## Extracted material:

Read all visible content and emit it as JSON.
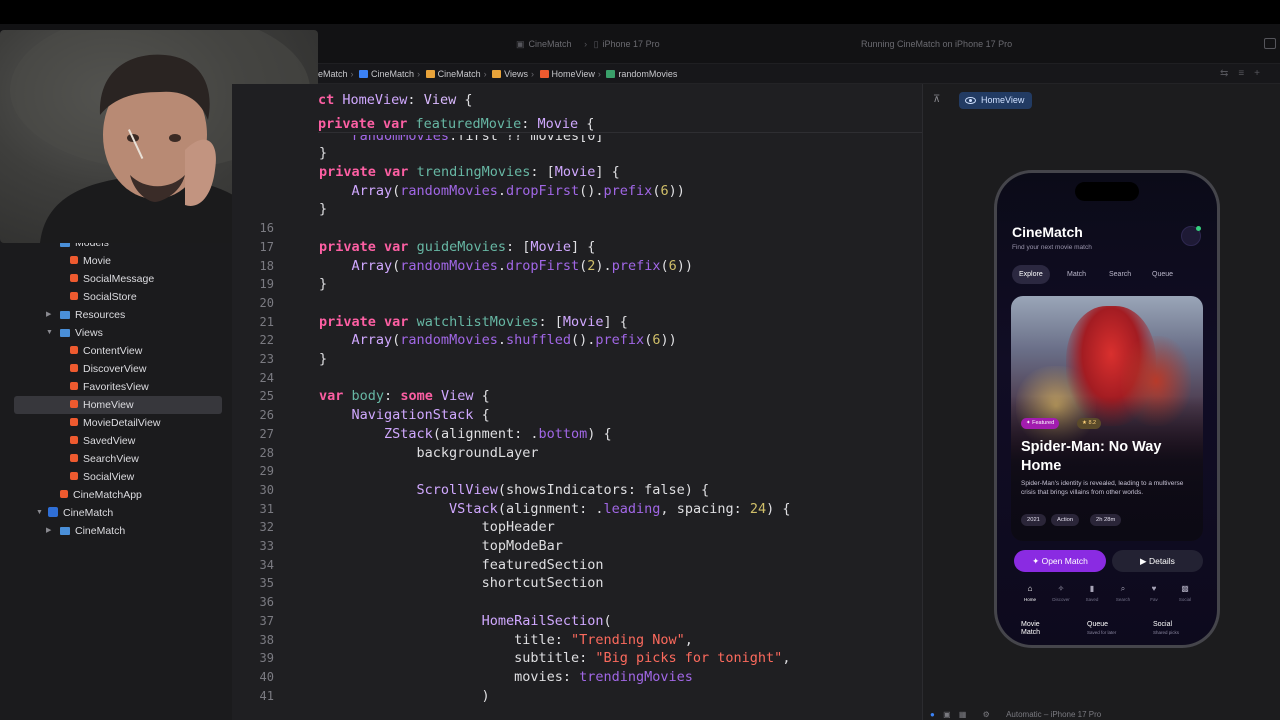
{
  "toolbar": {
    "scheme": "CineMatch",
    "device": "iPhone 17 Pro",
    "status": "Running CineMatch on iPhone 17 Pro"
  },
  "jumpbar": {
    "crumbs": [
      "CineMatch",
      "CineMatch",
      "CineMatch",
      "Views",
      "HomeView",
      "randomMovies"
    ],
    "first_crumb_clipped": "eMatch"
  },
  "navigator": {
    "items": [
      {
        "label": "Models",
        "kind": "folder"
      },
      {
        "label": "Movie",
        "kind": "file"
      },
      {
        "label": "SocialMessage",
        "kind": "file"
      },
      {
        "label": "SocialStore",
        "kind": "file"
      },
      {
        "label": "Resources",
        "kind": "folder"
      },
      {
        "label": "Views",
        "kind": "folder"
      },
      {
        "label": "ContentView",
        "kind": "file"
      },
      {
        "label": "DiscoverView",
        "kind": "file"
      },
      {
        "label": "FavoritesView",
        "kind": "file"
      },
      {
        "label": "HomeView",
        "kind": "file",
        "selected": true
      },
      {
        "label": "MovieDetailView",
        "kind": "file"
      },
      {
        "label": "SavedView",
        "kind": "file"
      },
      {
        "label": "SearchView",
        "kind": "file"
      },
      {
        "label": "SocialView",
        "kind": "file"
      },
      {
        "label": "CineMatchApp",
        "kind": "file"
      },
      {
        "label": "CineMatch",
        "kind": "project"
      },
      {
        "label": "CineMatch",
        "kind": "folder"
      }
    ]
  },
  "editor": {
    "sticky_lines": [
      "ct HomeView: View {",
      "private var featuredMovie: Movie {",
      "    randomMovies.first ?? movies[0]",
      "}"
    ],
    "lines": [
      {
        "n": "",
        "text": ""
      },
      {
        "n": "",
        "text": "private var trendingMovies: [Movie] {"
      },
      {
        "n": "",
        "text": "    Array(randomMovies.dropFirst().prefix(6))"
      },
      {
        "n": "",
        "text": "}"
      },
      {
        "n": "16",
        "text": ""
      },
      {
        "n": "17",
        "text": "private var guideMovies: [Movie] {"
      },
      {
        "n": "18",
        "text": "    Array(randomMovies.dropFirst(2).prefix(6))"
      },
      {
        "n": "19",
        "text": "}"
      },
      {
        "n": "20",
        "text": ""
      },
      {
        "n": "21",
        "text": "private var watchlistMovies: [Movie] {"
      },
      {
        "n": "22",
        "text": "    Array(randomMovies.shuffled().prefix(6))"
      },
      {
        "n": "23",
        "text": "}"
      },
      {
        "n": "24",
        "text": ""
      },
      {
        "n": "25",
        "text": "var body: some View {"
      },
      {
        "n": "26",
        "text": "    NavigationStack {"
      },
      {
        "n": "27",
        "text": "        ZStack(alignment: .bottom) {"
      },
      {
        "n": "28",
        "text": "            backgroundLayer"
      },
      {
        "n": "29",
        "text": ""
      },
      {
        "n": "30",
        "text": "            ScrollView(showsIndicators: false) {"
      },
      {
        "n": "31",
        "text": "                VStack(alignment: .leading, spacing: 24) {"
      },
      {
        "n": "32",
        "text": "                    topHeader"
      },
      {
        "n": "33",
        "text": "                    topModeBar"
      },
      {
        "n": "34",
        "text": "                    featuredSection"
      },
      {
        "n": "35",
        "text": "                    shortcutSection"
      },
      {
        "n": "36",
        "text": ""
      },
      {
        "n": "37",
        "text": "                    HomeRailSection("
      },
      {
        "n": "38",
        "text": "                        title: \"Trending Now\","
      },
      {
        "n": "39",
        "text": "                        subtitle: \"Big picks for tonight\","
      },
      {
        "n": "40",
        "text": "                        movies: trendingMovies"
      },
      {
        "n": "41",
        "text": "                    )"
      }
    ]
  },
  "canvas": {
    "preview_label": "HomeView",
    "bottom_device": "Automatic – iPhone 17 Pro"
  },
  "app": {
    "title": "CineMatch",
    "subtitle": "Find your next movie match",
    "modes": [
      "Explore",
      "Match",
      "Search",
      "Queue"
    ],
    "active_mode": "Explore",
    "featured": {
      "badge": "Featured",
      "rating": "8.2",
      "title": "Spider-Man: No Way Home",
      "description": "Spider-Man's identity is revealed, leading to a multiverse crisis that brings villains from other worlds.",
      "year": "2021",
      "genre": "Action",
      "runtime": "2h 28m"
    },
    "open_match": "Open Match",
    "details": "Details",
    "tabs": [
      {
        "label": "Home",
        "icon": "house-icon"
      },
      {
        "label": "Discover",
        "icon": "sparkles-icon"
      },
      {
        "label": "Saved",
        "icon": "bookmark-icon"
      },
      {
        "label": "Search",
        "icon": "magnifier-icon"
      },
      {
        "label": "Fav",
        "icon": "heart-icon"
      },
      {
        "label": "Social",
        "icon": "chat-bubbles-icon"
      }
    ],
    "shortcuts": [
      {
        "title": "Movie Match",
        "sub": ""
      },
      {
        "title": "Queue",
        "sub": "Saved for later"
      },
      {
        "title": "Social",
        "sub": "Shared picks"
      }
    ]
  }
}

## What is needed:
Without the pictures, copy the material exactly as given.

## Exercise answer:
Read all visible content and emit it as JSON.
{
  "toolbar": {
    "scheme": "CineMatch",
    "device": "iPhone 17 Pro",
    "status": "Running CineMatch on iPhone 17 Pro"
  },
  "jumpbar": {
    "crumbs": [
      "CineMatch",
      "CineMatch",
      "CineMatch",
      "Views",
      "HomeView",
      "randomMovies"
    ],
    "first_crumb_clipped": "eMatch"
  },
  "navigator": {
    "items": [
      {
        "label": "Models",
        "kind": "folder"
      },
      {
        "label": "Movie",
        "kind": "file"
      },
      {
        "label": "SocialMessage",
        "kind": "file"
      },
      {
        "label": "SocialStore",
        "kind": "file"
      },
      {
        "label": "Resources",
        "kind": "folder"
      },
      {
        "label": "Views",
        "kind": "folder"
      },
      {
        "label": "ContentView",
        "kind": "file"
      },
      {
        "label": "DiscoverView",
        "kind": "file"
      },
      {
        "label": "FavoritesView",
        "kind": "file"
      },
      {
        "label": "HomeView",
        "kind": "file",
        "selected": true
      },
      {
        "label": "MovieDetailView",
        "kind": "file"
      },
      {
        "label": "SavedView",
        "kind": "file"
      },
      {
        "label": "SearchView",
        "kind": "file"
      },
      {
        "label": "SocialView",
        "kind": "file"
      },
      {
        "label": "CineMatchApp",
        "kind": "file"
      },
      {
        "label": "CineMatch",
        "kind": "project"
      },
      {
        "label": "CineMatch",
        "kind": "folder"
      }
    ]
  },
  "editor": {
    "sticky_lines": [
      "ct HomeView: View {",
      "private var featuredMovie: Movie {",
      "    randomMovies.first ?? movies[0]",
      "}"
    ],
    "lines": [
      {
        "n": "",
        "text": ""
      },
      {
        "n": "",
        "text": "private var trendingMovies: [Movie] {"
      },
      {
        "n": "",
        "text": "    Array(randomMovies.dropFirst().prefix(6))"
      },
      {
        "n": "",
        "text": "}"
      },
      {
        "n": "16",
        "text": ""
      },
      {
        "n": "17",
        "text": "private var guideMovies: [Movie] {"
      },
      {
        "n": "18",
        "text": "    Array(randomMovies.dropFirst(2).prefix(6))"
      },
      {
        "n": "19",
        "text": "}"
      },
      {
        "n": "20",
        "text": ""
      },
      {
        "n": "21",
        "text": "private var watchlistMovies: [Movie] {"
      },
      {
        "n": "22",
        "text": "    Array(randomMovies.shuffled().prefix(6))"
      },
      {
        "n": "23",
        "text": "}"
      },
      {
        "n": "24",
        "text": ""
      },
      {
        "n": "25",
        "text": "var body: some View {"
      },
      {
        "n": "26",
        "text": "    NavigationStack {"
      },
      {
        "n": "27",
        "text": "        ZStack(alignment: .bottom) {"
      },
      {
        "n": "28",
        "text": "            backgroundLayer"
      },
      {
        "n": "29",
        "text": ""
      },
      {
        "n": "30",
        "text": "            ScrollView(showsIndicators: false) {"
      },
      {
        "n": "31",
        "text": "                VStack(alignment: .leading, spacing: 24) {"
      },
      {
        "n": "32",
        "text": "                    topHeader"
      },
      {
        "n": "33",
        "text": "                    topModeBar"
      },
      {
        "n": "34",
        "text": "                    featuredSection"
      },
      {
        "n": "35",
        "text": "                    shortcutSection"
      },
      {
        "n": "36",
        "text": ""
      },
      {
        "n": "37",
        "text": "                    HomeRailSection("
      },
      {
        "n": "38",
        "text": "                        title: \"Trending Now\","
      },
      {
        "n": "39",
        "text": "                        subtitle: \"Big picks for tonight\","
      },
      {
        "n": "40",
        "text": "                        movies: trendingMovies"
      },
      {
        "n": "41",
        "text": "                    )"
      }
    ]
  },
  "canvas": {
    "preview_label": "HomeView",
    "bottom_device": "Automatic – iPhone 17 Pro"
  },
  "app": {
    "title": "CineMatch",
    "subtitle": "Find your next movie match",
    "modes": [
      "Explore",
      "Match",
      "Search",
      "Queue"
    ],
    "active_mode": "Explore",
    "featured": {
      "badge": "Featured",
      "rating": "8.2",
      "title": "Spider-Man: No Way Home",
      "description": "Spider-Man's identity is revealed, leading to a multiverse crisis that brings villains from other worlds.",
      "year": "2021",
      "genre": "Action",
      "runtime": "2h 28m"
    },
    "open_match": "Open Match",
    "details": "Details",
    "tabs": [
      {
        "label": "Home",
        "icon": "house-icon"
      },
      {
        "label": "Discover",
        "icon": "sparkles-icon"
      },
      {
        "label": "Saved",
        "icon": "bookmark-icon"
      },
      {
        "label": "Search",
        "icon": "magnifier-icon"
      },
      {
        "label": "Fav",
        "icon": "heart-icon"
      },
      {
        "label": "Social",
        "icon": "chat-bubbles-icon"
      }
    ],
    "shortcuts": [
      {
        "title": "Movie Match",
        "sub": ""
      },
      {
        "title": "Queue",
        "sub": "Saved for later"
      },
      {
        "title": "Social",
        "sub": "Shared picks"
      }
    ]
  }
}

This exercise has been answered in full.